OBJECTIVE:
In the listing that follows, count each line containing the string "ylabel" and report only the count.

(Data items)
***
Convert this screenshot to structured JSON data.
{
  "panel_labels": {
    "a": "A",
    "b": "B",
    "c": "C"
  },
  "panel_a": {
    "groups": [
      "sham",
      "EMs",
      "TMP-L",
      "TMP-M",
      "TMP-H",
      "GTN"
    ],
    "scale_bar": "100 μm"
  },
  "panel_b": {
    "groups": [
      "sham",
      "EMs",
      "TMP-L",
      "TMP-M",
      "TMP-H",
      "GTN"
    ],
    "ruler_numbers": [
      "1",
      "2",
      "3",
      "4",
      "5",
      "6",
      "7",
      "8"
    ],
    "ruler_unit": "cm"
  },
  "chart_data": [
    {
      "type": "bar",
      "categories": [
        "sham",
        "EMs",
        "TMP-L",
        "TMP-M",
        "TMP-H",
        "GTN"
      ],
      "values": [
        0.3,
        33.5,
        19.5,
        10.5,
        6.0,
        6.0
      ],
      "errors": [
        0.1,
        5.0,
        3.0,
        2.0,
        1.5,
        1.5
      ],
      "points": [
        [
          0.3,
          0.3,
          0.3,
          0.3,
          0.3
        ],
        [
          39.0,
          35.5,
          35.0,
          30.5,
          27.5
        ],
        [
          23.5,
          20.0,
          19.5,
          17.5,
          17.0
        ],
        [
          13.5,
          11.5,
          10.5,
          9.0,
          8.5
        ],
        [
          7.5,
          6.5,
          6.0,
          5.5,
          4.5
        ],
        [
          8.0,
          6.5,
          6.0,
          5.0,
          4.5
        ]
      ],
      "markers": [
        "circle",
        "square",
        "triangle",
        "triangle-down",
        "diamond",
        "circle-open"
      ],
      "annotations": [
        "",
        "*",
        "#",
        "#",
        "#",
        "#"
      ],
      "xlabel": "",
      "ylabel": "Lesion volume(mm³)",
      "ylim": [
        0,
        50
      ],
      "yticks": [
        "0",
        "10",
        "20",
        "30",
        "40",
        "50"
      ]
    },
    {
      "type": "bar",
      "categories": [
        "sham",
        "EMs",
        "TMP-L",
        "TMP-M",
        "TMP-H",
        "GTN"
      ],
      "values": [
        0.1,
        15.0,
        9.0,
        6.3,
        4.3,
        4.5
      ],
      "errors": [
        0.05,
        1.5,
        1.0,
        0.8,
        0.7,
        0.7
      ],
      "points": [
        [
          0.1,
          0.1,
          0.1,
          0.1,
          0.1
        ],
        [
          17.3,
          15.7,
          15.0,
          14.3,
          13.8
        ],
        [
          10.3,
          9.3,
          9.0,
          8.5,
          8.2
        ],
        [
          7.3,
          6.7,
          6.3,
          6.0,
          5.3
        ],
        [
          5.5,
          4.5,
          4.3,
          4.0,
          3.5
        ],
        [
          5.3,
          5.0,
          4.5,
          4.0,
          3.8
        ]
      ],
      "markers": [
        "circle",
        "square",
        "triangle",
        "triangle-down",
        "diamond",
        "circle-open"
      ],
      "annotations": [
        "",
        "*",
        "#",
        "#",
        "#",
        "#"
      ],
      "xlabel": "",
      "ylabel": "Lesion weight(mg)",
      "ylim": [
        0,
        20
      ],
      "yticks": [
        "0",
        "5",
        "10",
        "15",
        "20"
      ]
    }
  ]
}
***
ANSWER BELOW:
2